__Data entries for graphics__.

※

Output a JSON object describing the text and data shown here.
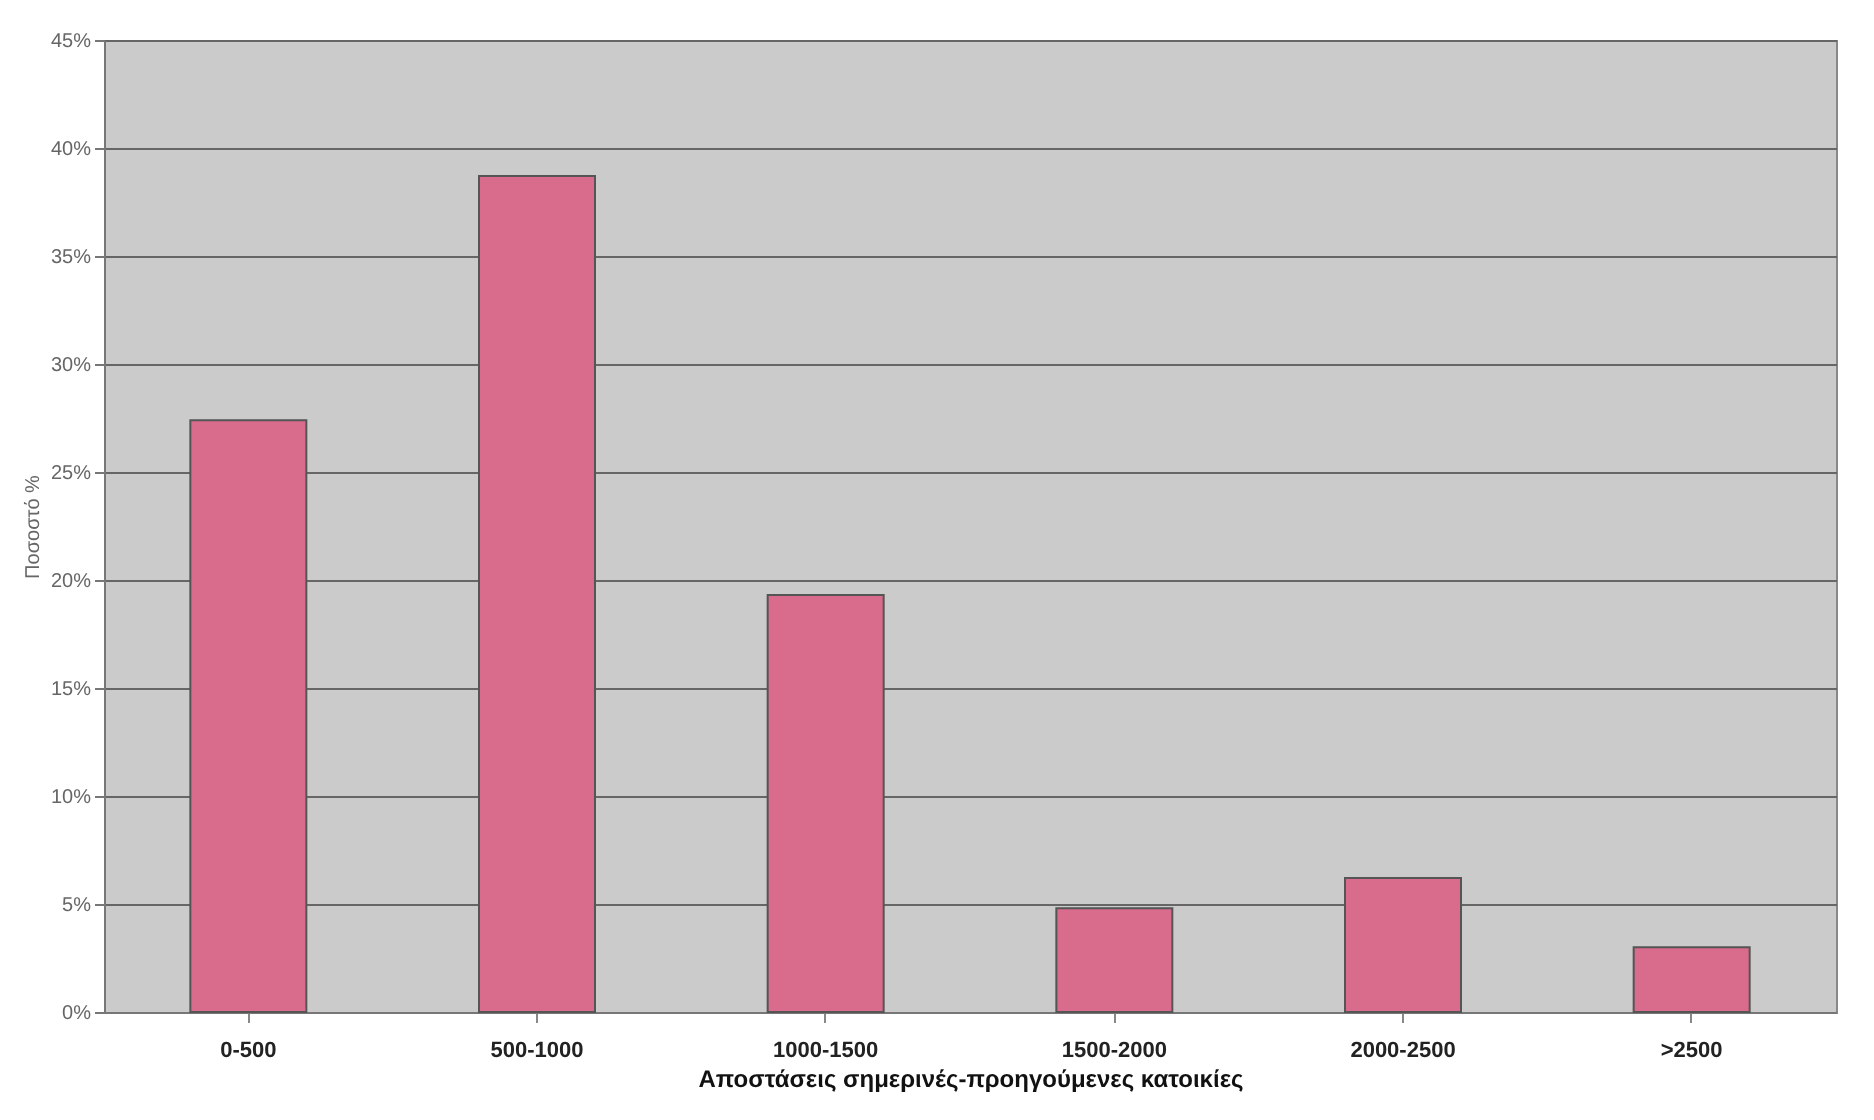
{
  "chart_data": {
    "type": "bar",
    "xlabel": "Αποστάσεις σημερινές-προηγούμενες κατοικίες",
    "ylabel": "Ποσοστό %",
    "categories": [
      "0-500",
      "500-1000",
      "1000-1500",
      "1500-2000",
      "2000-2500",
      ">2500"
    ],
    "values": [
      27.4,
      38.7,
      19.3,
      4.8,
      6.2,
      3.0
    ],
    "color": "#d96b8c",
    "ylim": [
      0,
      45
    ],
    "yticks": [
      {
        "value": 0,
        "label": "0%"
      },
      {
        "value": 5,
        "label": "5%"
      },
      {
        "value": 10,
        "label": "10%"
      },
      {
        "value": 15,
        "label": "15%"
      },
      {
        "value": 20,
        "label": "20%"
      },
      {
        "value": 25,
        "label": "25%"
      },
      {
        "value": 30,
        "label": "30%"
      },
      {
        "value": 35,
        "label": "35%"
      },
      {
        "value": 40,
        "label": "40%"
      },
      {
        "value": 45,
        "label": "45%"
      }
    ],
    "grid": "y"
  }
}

※

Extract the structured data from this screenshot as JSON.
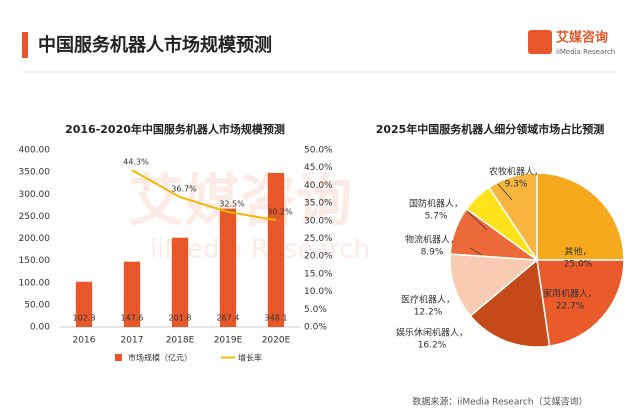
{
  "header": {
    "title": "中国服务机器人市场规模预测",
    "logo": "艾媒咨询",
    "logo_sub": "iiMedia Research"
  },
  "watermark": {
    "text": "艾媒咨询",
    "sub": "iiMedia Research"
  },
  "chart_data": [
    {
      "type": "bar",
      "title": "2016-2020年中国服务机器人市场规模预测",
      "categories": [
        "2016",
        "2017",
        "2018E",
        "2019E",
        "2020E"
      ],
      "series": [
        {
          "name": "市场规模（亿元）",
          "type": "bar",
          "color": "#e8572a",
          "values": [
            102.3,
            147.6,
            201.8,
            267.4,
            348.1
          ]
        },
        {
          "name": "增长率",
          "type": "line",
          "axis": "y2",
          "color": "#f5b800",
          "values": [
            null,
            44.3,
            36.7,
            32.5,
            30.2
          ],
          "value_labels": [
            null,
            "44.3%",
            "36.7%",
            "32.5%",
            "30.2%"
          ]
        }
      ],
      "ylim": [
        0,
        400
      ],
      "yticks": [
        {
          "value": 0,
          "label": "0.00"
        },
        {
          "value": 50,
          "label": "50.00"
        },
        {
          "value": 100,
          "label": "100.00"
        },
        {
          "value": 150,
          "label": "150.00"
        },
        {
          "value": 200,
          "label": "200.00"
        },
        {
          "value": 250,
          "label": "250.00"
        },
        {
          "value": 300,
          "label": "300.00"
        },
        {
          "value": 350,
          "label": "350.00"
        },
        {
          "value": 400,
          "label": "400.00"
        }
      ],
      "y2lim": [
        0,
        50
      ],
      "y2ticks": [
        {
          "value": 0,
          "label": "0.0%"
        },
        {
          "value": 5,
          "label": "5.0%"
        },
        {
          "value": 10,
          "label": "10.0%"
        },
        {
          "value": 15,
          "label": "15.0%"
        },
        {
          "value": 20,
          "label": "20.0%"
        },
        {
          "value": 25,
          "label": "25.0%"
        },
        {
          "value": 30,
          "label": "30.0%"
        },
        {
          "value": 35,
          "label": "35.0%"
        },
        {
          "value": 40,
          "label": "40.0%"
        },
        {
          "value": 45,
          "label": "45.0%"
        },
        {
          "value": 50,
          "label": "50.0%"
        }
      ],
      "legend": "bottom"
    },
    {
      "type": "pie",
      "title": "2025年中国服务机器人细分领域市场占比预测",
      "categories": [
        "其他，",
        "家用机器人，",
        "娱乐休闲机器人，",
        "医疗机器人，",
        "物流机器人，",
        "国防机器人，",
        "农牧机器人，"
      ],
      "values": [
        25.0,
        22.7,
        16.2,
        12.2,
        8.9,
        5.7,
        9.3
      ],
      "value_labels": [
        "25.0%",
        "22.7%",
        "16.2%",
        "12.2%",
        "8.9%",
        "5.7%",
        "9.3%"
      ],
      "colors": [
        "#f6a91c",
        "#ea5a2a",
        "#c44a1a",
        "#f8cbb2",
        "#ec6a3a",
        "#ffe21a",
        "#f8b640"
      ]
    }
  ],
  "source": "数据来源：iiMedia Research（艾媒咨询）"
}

※

__SET TASK__.
List every line from the entries above in which "JSON" appears.

__TASK OUTPUT__.
Output a JSON object describing the text and data shown here.
Extract the structured data from this screenshot as JSON.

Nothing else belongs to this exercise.